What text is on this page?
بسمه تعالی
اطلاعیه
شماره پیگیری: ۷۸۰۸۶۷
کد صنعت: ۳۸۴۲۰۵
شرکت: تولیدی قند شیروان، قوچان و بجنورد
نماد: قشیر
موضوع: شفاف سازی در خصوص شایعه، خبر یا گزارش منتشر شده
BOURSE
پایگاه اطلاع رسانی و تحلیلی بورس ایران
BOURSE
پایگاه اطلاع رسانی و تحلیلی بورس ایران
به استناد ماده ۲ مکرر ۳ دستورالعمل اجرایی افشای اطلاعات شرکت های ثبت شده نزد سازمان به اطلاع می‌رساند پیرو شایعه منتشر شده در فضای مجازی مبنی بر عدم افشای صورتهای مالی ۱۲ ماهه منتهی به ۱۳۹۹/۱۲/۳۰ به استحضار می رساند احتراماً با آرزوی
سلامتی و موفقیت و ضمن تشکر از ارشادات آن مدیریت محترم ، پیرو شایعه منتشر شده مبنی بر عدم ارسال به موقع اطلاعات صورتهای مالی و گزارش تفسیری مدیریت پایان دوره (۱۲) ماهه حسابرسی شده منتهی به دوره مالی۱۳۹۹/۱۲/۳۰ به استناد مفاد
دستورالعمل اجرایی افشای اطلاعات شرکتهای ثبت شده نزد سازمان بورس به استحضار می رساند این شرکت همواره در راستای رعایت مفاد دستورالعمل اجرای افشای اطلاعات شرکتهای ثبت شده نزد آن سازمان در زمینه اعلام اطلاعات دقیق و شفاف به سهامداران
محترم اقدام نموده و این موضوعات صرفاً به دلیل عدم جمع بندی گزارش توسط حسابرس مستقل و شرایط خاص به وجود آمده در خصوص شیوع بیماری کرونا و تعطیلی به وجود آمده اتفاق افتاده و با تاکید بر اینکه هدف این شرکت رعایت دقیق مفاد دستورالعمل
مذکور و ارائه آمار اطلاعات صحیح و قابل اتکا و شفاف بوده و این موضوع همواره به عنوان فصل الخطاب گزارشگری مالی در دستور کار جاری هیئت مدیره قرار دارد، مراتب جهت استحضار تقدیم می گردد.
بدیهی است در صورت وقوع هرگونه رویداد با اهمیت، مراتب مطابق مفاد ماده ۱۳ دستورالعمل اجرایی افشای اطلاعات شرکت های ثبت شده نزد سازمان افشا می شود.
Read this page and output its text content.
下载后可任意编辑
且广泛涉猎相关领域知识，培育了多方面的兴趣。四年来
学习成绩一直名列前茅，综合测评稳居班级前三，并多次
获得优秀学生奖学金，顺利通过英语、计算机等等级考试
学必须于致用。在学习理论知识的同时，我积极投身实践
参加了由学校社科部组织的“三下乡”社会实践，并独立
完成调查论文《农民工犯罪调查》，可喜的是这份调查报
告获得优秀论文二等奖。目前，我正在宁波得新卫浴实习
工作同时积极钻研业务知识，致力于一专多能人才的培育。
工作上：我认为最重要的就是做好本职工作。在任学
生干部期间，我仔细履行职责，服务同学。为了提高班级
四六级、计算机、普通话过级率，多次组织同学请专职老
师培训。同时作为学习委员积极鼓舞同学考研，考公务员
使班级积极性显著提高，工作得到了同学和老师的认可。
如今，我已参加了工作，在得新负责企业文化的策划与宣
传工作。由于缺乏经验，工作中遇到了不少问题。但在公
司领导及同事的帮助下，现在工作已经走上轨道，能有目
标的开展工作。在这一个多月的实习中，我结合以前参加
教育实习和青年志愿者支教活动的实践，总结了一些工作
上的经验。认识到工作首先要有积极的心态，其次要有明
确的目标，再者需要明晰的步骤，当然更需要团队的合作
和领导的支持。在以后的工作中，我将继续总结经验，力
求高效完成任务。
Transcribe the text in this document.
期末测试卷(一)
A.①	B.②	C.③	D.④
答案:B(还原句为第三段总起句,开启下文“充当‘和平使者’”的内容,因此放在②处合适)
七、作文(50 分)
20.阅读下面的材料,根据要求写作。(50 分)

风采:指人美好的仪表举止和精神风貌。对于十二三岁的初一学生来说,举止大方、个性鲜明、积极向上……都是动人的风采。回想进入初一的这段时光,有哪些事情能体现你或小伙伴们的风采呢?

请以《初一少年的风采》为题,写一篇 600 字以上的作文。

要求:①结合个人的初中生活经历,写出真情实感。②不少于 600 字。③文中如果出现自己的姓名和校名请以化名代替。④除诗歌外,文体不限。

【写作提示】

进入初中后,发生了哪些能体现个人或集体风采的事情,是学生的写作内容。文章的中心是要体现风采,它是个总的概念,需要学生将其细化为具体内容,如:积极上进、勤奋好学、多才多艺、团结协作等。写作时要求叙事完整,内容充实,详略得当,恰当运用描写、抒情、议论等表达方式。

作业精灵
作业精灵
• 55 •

──────

__EXERCISE__
Would you quote, exactly and only, the lines from the one containing "Transcribe the text in this document." to the end of the entries?

__SOLUTION TO THIS PROBLEM__
Transcribe the text in this document.
期末测试卷(一)
A.①	B.②	C.③	D.④
答案:B(还原句为第三段总起句,开启下文“充当‘和平使者’”的内容,因此放在②处合适)
七、作文(50 分)
20.阅读下面的材料,根据要求写作。(50 分)

风采:指人美好的仪表举止和精神风貌。对于十二三岁的初一学生来说,举止大方、个性鲜明、积极向上……都是动人的风采。回想进入初一的这段时光,有哪些事情能体现你或小伙伴们的风采呢?

请以《初一少年的风采》为题,写一篇 600 字以上的作文。

要求:①结合个人的初中生活经历,写出真情实感。②不少于 600 字。③文中如果出现自己的姓名和校名请以化名代替。④除诗歌外,文体不限。

【写作提示】

进入初中后,发生了哪些能体现个人或集体风采的事情,是学生的写作内容。文章的中心是要体现风采,它是个总的概念,需要学生将其细化为具体内容,如:积极上进、勤奋好学、多才多艺、团结协作等。写作时要求叙事完整,内容充实,详略得当,恰当运用描写、抒情、议论等表达方式。

作业精灵
作业精灵
• 55 •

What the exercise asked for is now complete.